— Start Stored data —

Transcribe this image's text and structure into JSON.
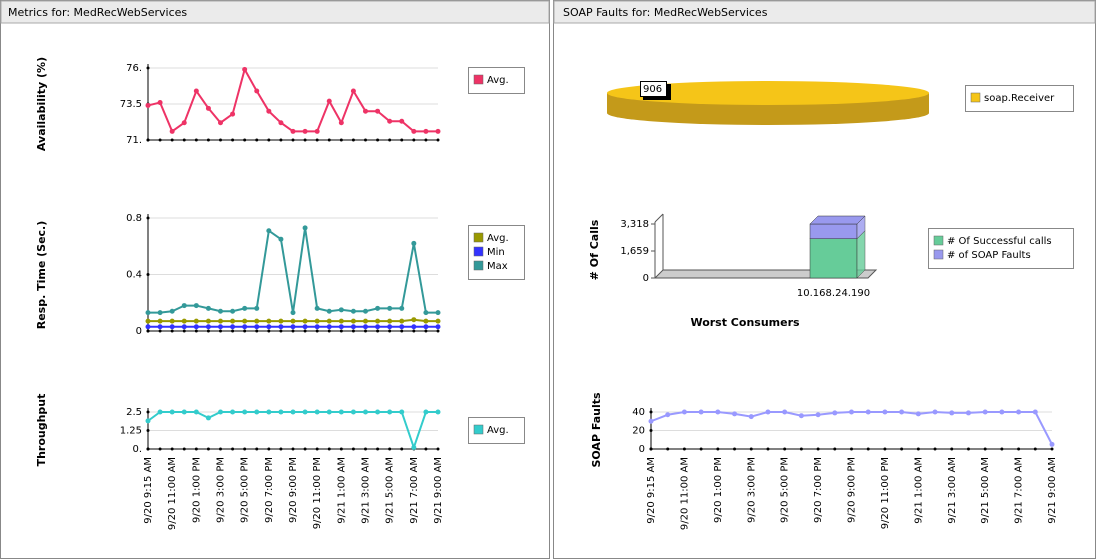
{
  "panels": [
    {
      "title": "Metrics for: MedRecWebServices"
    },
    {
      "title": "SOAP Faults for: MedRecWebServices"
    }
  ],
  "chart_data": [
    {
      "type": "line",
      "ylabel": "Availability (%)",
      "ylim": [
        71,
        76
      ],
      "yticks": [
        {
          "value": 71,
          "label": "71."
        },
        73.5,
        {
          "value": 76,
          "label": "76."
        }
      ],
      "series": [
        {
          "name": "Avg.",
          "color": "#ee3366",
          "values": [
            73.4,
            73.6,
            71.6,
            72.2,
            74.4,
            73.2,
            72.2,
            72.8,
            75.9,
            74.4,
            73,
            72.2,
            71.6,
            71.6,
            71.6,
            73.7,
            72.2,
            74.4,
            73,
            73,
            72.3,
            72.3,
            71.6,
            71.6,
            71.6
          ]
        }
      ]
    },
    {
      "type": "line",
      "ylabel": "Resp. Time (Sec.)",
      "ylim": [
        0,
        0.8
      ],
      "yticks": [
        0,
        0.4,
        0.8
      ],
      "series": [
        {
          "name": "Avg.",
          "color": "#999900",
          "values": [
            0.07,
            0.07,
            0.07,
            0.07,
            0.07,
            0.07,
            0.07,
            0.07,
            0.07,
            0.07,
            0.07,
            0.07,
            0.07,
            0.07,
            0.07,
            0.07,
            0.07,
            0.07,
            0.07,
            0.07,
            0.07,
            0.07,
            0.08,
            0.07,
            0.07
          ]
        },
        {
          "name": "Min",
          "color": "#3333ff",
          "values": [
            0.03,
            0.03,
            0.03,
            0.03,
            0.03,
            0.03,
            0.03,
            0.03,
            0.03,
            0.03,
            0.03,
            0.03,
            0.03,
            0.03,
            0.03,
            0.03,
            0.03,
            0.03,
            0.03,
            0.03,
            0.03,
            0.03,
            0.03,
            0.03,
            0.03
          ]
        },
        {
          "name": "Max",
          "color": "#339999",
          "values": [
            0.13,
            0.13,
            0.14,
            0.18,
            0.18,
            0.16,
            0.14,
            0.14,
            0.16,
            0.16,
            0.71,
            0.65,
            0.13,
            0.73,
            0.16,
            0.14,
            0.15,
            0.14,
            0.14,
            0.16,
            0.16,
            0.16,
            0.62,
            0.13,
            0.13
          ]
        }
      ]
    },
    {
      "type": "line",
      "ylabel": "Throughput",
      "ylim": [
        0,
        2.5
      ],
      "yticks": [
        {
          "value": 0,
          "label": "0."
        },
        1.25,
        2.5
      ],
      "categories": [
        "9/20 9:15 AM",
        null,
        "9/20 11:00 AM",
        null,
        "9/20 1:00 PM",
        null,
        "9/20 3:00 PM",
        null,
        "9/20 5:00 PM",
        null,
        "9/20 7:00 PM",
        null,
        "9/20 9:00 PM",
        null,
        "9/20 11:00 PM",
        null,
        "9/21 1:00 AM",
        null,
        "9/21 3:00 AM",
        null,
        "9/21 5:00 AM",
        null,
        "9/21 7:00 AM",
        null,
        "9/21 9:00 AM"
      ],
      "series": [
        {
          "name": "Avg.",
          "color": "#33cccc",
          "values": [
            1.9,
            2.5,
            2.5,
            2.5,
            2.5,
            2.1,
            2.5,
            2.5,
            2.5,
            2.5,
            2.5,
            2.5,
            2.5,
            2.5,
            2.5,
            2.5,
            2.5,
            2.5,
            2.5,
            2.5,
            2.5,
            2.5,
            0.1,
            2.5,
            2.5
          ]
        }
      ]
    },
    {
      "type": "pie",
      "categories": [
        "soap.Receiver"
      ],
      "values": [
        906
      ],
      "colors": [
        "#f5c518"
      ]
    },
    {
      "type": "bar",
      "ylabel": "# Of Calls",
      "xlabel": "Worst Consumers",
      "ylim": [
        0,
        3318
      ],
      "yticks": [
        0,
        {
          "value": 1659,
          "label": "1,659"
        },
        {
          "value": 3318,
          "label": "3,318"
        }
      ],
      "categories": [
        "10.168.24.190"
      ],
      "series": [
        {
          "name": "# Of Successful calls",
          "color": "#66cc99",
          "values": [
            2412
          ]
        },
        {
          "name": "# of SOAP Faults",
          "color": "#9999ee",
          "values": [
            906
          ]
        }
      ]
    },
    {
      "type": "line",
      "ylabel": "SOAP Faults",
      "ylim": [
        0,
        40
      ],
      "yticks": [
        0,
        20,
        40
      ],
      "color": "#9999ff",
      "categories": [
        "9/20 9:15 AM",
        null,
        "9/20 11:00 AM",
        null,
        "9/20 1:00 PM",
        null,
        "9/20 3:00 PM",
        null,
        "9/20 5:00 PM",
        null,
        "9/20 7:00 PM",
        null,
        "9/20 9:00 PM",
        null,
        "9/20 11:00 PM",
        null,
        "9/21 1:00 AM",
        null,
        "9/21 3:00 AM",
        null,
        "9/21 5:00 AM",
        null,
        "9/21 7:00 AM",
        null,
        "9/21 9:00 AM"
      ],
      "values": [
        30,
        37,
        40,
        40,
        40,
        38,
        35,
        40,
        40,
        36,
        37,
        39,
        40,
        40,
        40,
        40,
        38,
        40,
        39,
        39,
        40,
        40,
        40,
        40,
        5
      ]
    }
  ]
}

— End Stored data —
— Start Stored data —

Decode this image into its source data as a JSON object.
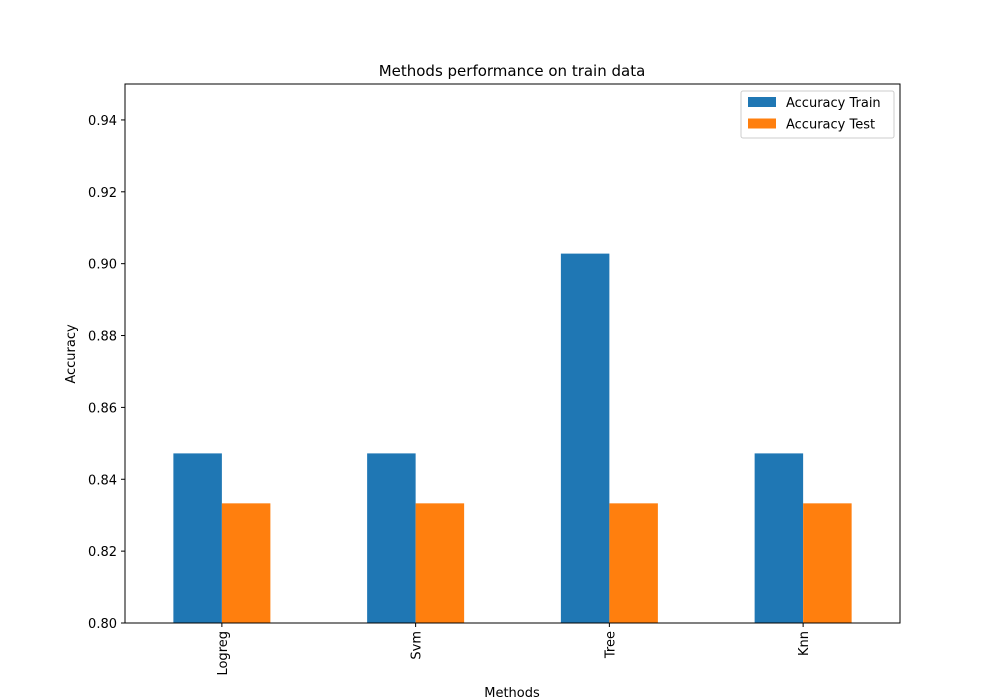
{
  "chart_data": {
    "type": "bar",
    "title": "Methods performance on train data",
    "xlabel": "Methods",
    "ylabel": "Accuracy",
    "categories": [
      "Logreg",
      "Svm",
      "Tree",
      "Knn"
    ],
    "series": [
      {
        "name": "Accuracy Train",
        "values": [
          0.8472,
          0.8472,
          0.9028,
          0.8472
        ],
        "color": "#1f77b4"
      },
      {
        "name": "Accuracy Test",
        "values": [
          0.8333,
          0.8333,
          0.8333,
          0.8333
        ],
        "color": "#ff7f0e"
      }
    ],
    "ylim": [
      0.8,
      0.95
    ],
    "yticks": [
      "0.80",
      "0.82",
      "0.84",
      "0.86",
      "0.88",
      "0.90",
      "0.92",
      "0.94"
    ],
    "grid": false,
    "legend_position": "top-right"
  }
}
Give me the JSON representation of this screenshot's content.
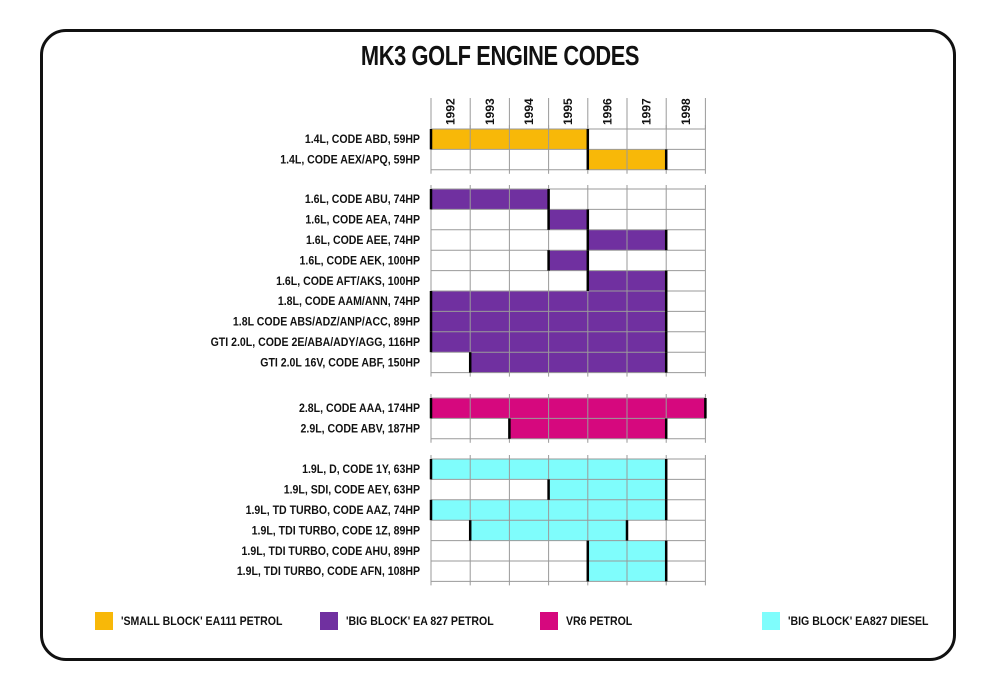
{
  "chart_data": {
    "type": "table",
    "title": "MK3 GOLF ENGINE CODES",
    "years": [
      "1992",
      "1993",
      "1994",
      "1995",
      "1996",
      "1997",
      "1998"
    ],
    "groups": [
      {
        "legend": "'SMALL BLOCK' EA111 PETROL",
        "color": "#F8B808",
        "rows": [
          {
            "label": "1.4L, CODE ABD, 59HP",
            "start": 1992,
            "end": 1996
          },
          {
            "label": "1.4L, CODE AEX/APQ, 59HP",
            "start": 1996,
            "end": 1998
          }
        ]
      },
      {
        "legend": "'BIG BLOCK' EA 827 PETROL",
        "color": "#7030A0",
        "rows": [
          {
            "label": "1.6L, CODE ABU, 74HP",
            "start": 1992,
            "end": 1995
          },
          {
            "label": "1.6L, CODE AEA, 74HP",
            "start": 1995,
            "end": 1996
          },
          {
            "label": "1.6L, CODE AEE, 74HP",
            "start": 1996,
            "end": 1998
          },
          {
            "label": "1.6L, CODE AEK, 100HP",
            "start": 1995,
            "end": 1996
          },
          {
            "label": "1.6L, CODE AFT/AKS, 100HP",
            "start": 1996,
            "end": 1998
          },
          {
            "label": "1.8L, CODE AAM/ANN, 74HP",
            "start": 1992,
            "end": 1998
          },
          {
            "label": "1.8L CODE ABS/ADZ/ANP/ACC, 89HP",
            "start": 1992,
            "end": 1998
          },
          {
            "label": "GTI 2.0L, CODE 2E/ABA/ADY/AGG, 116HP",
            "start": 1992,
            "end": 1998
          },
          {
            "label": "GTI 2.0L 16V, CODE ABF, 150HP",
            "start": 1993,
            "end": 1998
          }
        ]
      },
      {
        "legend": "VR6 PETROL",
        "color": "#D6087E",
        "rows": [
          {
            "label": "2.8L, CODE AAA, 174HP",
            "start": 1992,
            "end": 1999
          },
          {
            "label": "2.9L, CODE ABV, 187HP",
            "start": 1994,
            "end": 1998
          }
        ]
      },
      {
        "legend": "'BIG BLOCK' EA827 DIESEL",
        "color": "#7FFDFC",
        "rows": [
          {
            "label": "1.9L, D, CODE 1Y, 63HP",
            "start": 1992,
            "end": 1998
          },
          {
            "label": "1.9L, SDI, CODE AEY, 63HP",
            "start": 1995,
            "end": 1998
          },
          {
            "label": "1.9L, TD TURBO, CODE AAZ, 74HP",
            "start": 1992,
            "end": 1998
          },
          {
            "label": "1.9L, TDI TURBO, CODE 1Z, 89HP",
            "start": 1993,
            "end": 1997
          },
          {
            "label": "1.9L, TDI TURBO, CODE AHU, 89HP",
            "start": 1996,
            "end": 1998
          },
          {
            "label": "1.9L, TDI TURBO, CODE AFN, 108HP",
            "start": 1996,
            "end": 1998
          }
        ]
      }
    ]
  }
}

— End Stored data —

What you are asked to do: Write out every line of the listing that holds the word "JSON".

Task output:
Transcribe this image's text and structure into JSON.
Decode this image into its source data as a JSON object.
Give me the JSON representation of this screenshot's content.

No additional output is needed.